YOUR GOAL: Return every record exactly as written.

-- begin TASK DATA --

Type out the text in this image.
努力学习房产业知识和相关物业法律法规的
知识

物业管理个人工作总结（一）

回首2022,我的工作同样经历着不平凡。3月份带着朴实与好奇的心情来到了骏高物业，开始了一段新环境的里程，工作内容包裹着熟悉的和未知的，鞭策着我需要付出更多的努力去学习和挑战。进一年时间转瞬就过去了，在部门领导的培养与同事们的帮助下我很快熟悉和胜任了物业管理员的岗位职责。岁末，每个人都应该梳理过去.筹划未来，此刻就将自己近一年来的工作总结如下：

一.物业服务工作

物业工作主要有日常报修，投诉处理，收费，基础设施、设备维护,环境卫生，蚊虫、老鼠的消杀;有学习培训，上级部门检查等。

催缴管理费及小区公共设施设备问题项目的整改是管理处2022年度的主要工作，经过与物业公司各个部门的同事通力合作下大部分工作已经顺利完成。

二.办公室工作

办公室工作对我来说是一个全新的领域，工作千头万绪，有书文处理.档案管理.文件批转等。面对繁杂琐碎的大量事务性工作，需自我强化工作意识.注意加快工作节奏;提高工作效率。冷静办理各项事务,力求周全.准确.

-- end TASK DATA --

TASK ANSWER:
Type out the text in this image.
努力学习房产业知识和相关物业法律法规的
知识

物业管理个人工作总结（一）

回首2022,我的工作同样经历着不平凡。3月份带着朴实与好奇的心情来到了骏高物业，开始了一段新环境的里程，工作内容包裹着熟悉的和未知的，鞭策着我需要付出更多的努力去学习和挑战。进一年时间转瞬就过去了，在部门领导的培养与同事们的帮助下我很快熟悉和胜任了物业管理员的岗位职责。岁末，每个人都应该梳理过去.筹划未来，此刻就将自己近一年来的工作总结如下：

一.物业服务工作

物业工作主要有日常报修，投诉处理，收费，基础设施、设备维护,环境卫生，蚊虫、老鼠的消杀;有学习培训，上级部门检查等。

催缴管理费及小区公共设施设备问题项目的整改是管理处2022年度的主要工作，经过与物业公司各个部门的同事通力合作下大部分工作已经顺利完成。

二.办公室工作

办公室工作对我来说是一个全新的领域，工作千头万绪，有书文处理.档案管理.文件批转等。面对繁杂琐碎的大量事务性工作，需自我强化工作意识.注意加快工作节奏;提高工作效率。冷静办理各项事务,力求周全.准确.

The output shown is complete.